_Direction:_
Quote the records that follow in full, leaving the pictures out.

━━━ Data shown

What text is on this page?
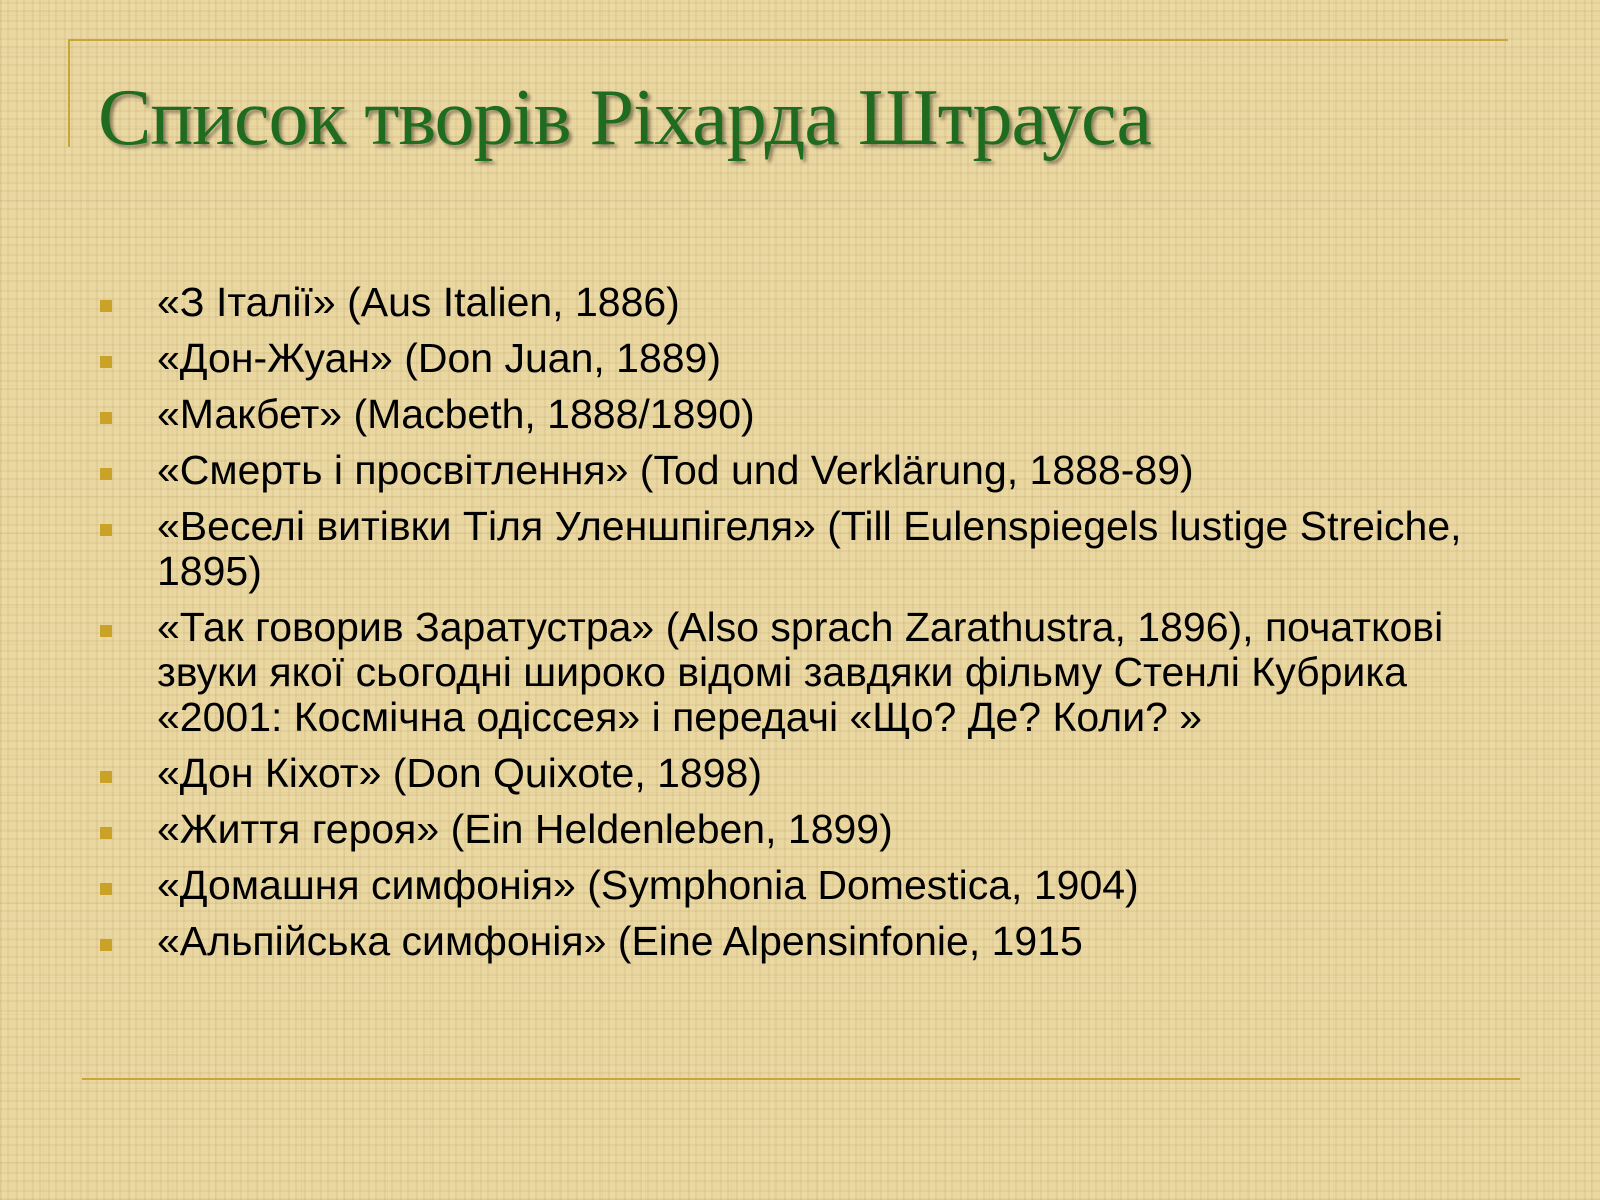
Список творів Ріхарда Штрауса
«З Італії» (Aus Italien, 1886)
«Дон-Жуан» (Don Juan, 1889)
«Макбет» (Macbeth, 1888/1890)
«Смерть і просвітлення» (Tod und Verklärung, 1888-89)
«Веселі витівки Тіля Уленшпігеля» (Till Eulenspiegels lustige Streiche, 1895)
«Так говорив Заратустра» (Also sprach Zarathustra, 1896), початкові звуки якої сьогодні широко відомі завдяки фільму Стенлі Кубрика «2001: Космічна одіссея» і передачі «Що? Де? Коли? »
«Дон Кіхот» (Don Quixote, 1898)
«Життя героя» (Ein Heldenleben, 1899)
«Домашня симфонія» (Symphonia Domestica, 1904)
«Альпійська симфонія» (Eine Alpensinfonie, 1915
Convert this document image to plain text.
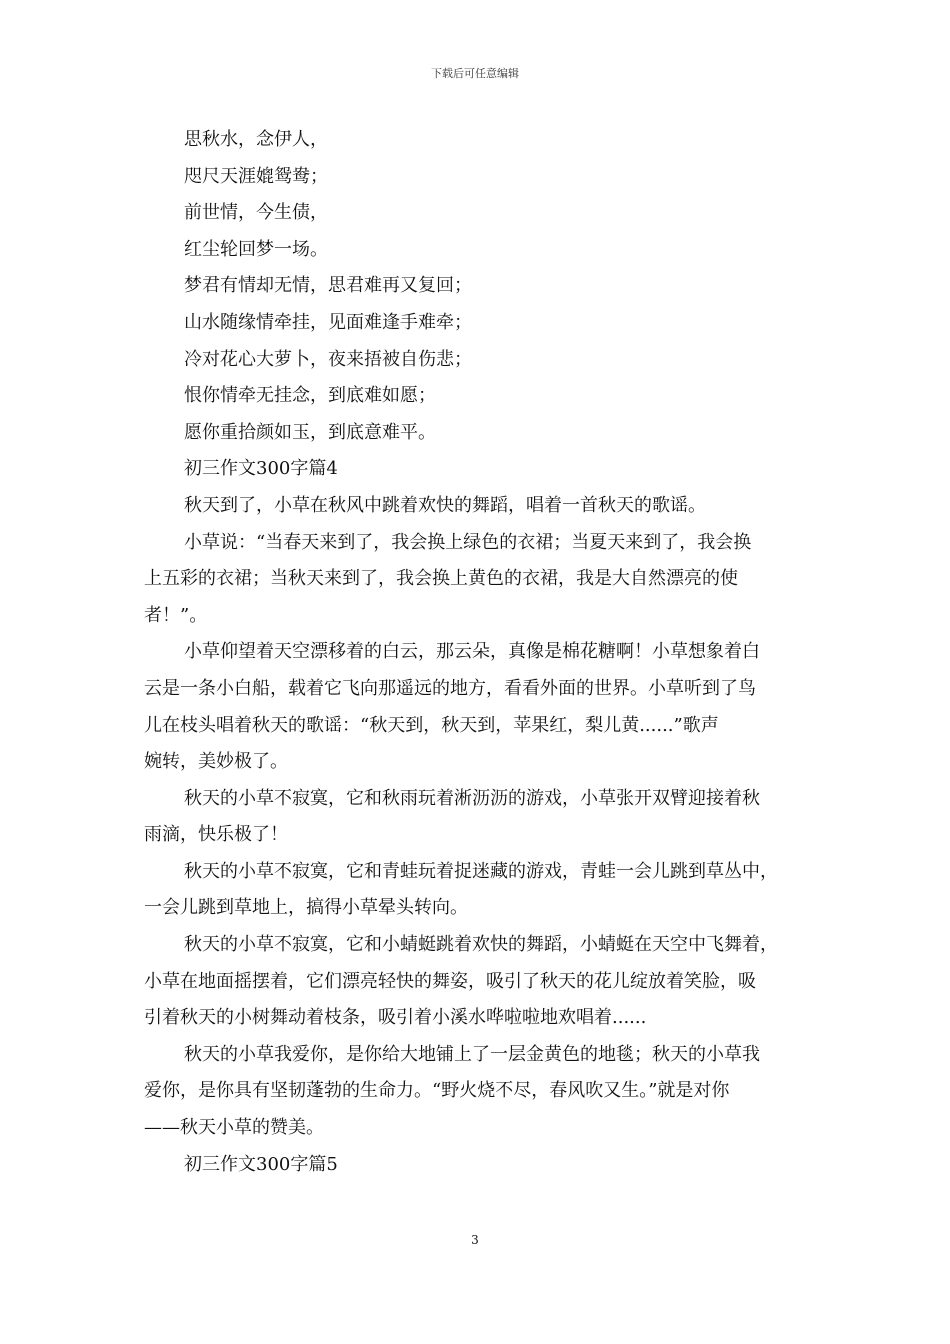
下载后可任意编辑

思秋水，念伊人，

咫尺天涯媲鸳鸯；

前世情，今生债，

红尘轮回梦一场。

梦君有情却无情，思君难再又复回；

山水随缘情牵挂，见面难逢手难牵；

冷对花心大萝卜，夜来捂被自伤悲；

恨你情牵无挂念，到底难如愿；

愿你重拾颜如玉，到底意难平。

初三作文300字篇4

秋天到了，小草在秋风中跳着欢快的舞蹈，唱着一首秋天的歌谣。

小草说：“当春天来到了，我会换上绿色的衣裙；当夏天来到了，我会换

上五彩的衣裙；当秋天来到了，我会换上黄色的衣裙，我是大自然漂亮的使

者！”。

小草仰望着天空漂移着的白云，那云朵，真像是棉花糖啊！小草想象着白

云是一条小白船，载着它飞向那遥远的地方，看看外面的世界。小草听到了鸟

儿在枝头唱着秋天的歌谣：“秋天到，秋天到，苹果红，梨儿黄......”歌声

婉转，美妙极了。

秋天的小草不寂寞，它和秋雨玩着淅沥沥的游戏，小草张开双臂迎接着秋

雨滴，快乐极了！

秋天的小草不寂寞，它和青蛙玩着捉迷藏的游戏，青蛙一会儿跳到草丛中，

一会儿跳到草地上，搞得小草晕头转向。

秋天的小草不寂寞，它和小蜻蜓跳着欢快的舞蹈，小蜻蜓在天空中飞舞着，

小草在地面摇摆着，它们漂亮轻快的舞姿，吸引了秋天的花儿绽放着笑脸，吸

引着秋天的小树舞动着枝条，吸引着小溪水哗啦啦地欢唱着......

秋天的小草我爱你，是你给大地铺上了一层金黄色的地毯；秋天的小草我

爱你，是你具有坚韧蓬勃的生命力。“野火烧不尽，春风吹又生。”就是对你

——秋天小草的赞美。

初三作文300字篇5

3
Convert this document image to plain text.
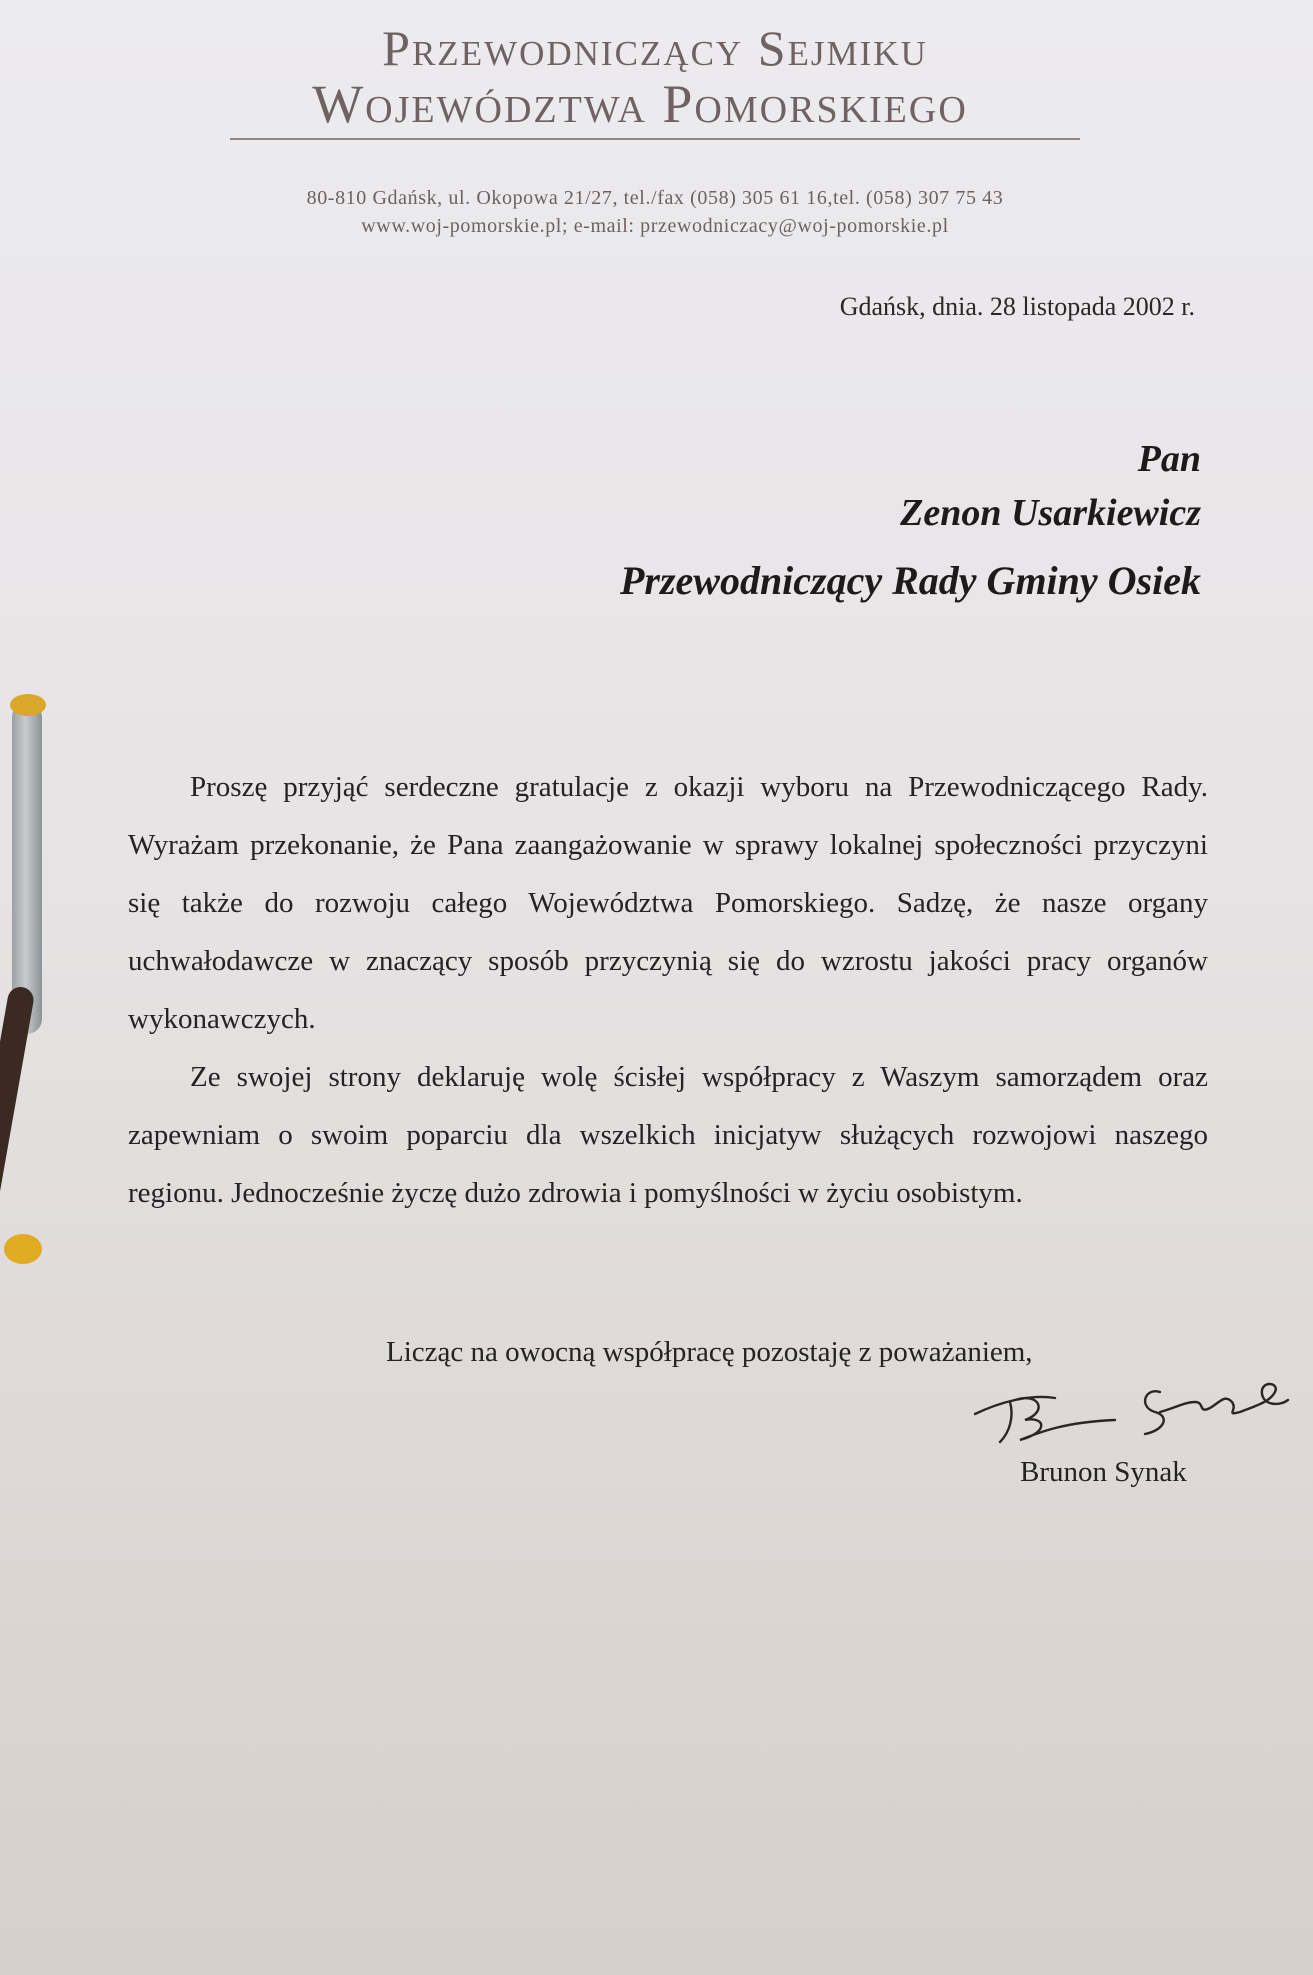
Przewodniczący Sejmiku
Województwa Pomorskiego
80-810 Gdańsk, ul. Okopowa 21/27, tel./fax (058) 305 61 16,tel. (058) 307 75 43
www.woj-pomorskie.pl; e-mail: przewodniczacy@woj-pomorskie.pl
Gdańsk, dnia. 28 listopada 2002 r.
Pan
Zenon Usarkiewicz
Przewodniczący Rady Gminy Osiek

Proszę przyjąć serdeczne gratulacje z okazji wyboru na Przewodniczącego Rady. Wyrażam przekonanie, że Pana zaangażowanie w sprawy lokalnej społeczności przyczyni się także do rozwoju całego Województwa Pomorskiego. Sadzę, że nasze organy uchwałodawcze w znaczący sposób przyczynią się do wzrostu jakości pracy organów wykonawczych.

Ze swojej strony deklaruję wolę ścisłej współpracy z Waszym samorządem oraz zapewniam o swoim poparciu dla wszelkich inicjatyw służących rozwojowi naszego regionu. Jednocześnie życzę dużo zdrowia i pomyślności w życiu osobistym.

Licząc na owocną współpracę pozostaję z poważaniem,
Brunon Synak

━━━━━━

_Solution:_
What text is on this page?
Список творів Ріхарда Штрауса
«З Італії» (Aus Italien, 1886)
«Дон-Жуан» (Don Juan, 1889)
«Макбет» (Macbeth, 1888/1890)
«Смерть і просвітлення» (Tod und Verklärung, 1888-89)
«Веселі витівки Тіля Уленшпігеля» (Till Eulenspiegels lustige Streiche, 1895)
«Так говорив Заратустра» (Also sprach Zarathustra, 1896), початкові звуки якої сьогодні широко відомі завдяки фільму Стенлі Кубрика «2001: Космічна одіссея» і передачі «Що? Де? Коли? »
«Дон Кіхот» (Don Quixote, 1898)
«Життя героя» (Ein Heldenleben, 1899)
«Домашня симфонія» (Symphonia Domestica, 1904)
«Альпійська симфонія» (Eine Alpensinfonie, 1915
Convert this document image to plain text.
下载后可任意编辑

思秋水，念伊人，

咫尺天涯媲鸳鸯；

前世情，今生债，

红尘轮回梦一场。

梦君有情却无情，思君难再又复回；

山水随缘情牵挂，见面难逢手难牵；

冷对花心大萝卜，夜来捂被自伤悲；

恨你情牵无挂念，到底难如愿；

愿你重拾颜如玉，到底意难平。

初三作文300字篇4

秋天到了，小草在秋风中跳着欢快的舞蹈，唱着一首秋天的歌谣。

小草说：“当春天来到了，我会换上绿色的衣裙；当夏天来到了，我会换

上五彩的衣裙；当秋天来到了，我会换上黄色的衣裙，我是大自然漂亮的使

者！”。

小草仰望着天空漂移着的白云，那云朵，真像是棉花糖啊！小草想象着白

云是一条小白船，载着它飞向那遥远的地方，看看外面的世界。小草听到了鸟

儿在枝头唱着秋天的歌谣：“秋天到，秋天到，苹果红，梨儿黄......”歌声

婉转，美妙极了。

秋天的小草不寂寞，它和秋雨玩着淅沥沥的游戏，小草张开双臂迎接着秋

雨滴，快乐极了！

秋天的小草不寂寞，它和青蛙玩着捉迷藏的游戏，青蛙一会儿跳到草丛中，

一会儿跳到草地上，搞得小草晕头转向。

秋天的小草不寂寞，它和小蜻蜓跳着欢快的舞蹈，小蜻蜓在天空中飞舞着，

小草在地面摇摆着，它们漂亮轻快的舞姿，吸引了秋天的花儿绽放着笑脸，吸

引着秋天的小树舞动着枝条，吸引着小溪水哗啦啦地欢唱着......

秋天的小草我爱你，是你给大地铺上了一层金黄色的地毯；秋天的小草我

爱你，是你具有坚韧蓬勃的生命力。“野火烧不尽，春风吹又生。”就是对你

——秋天小草的赞美。

初三作文300字篇5

3
Convert this document image to plain text.
Przewodniczący Sejmiku
Województwa Pomorskiego
80-810 Gdańsk, ul. Okopowa 21/27, tel./fax (058) 305 61 16,tel. (058) 307 75 43
www.woj-pomorskie.pl; e-mail: przewodniczacy@woj-pomorskie.pl
Gdańsk, dnia. 28 listopada 2002 r.
Pan
Zenon Usarkiewicz
Przewodniczący Rady Gminy Osiek

Proszę przyjąć serdeczne gratulacje z okazji wyboru na Przewodniczącego Rady. Wyrażam przekonanie, że Pana zaangażowanie w sprawy lokalnej społeczności przyczyni się także do rozwoju całego Województwa Pomorskiego. Sadzę, że nasze organy uchwałodawcze w znaczący sposób przyczynią się do wzrostu jakości pracy organów wykonawczych.

Ze swojej strony deklaruję wolę ścisłej współpracy z Waszym samorządem oraz zapewniam o swoim poparciu dla wszelkich inicjatyw służących rozwojowi naszego regionu. Jednocześnie życzę dużo zdrowia i pomyślności w życiu osobistym.

Licząc na owocną współpracę pozostaję z poważaniem,
Brunon Synak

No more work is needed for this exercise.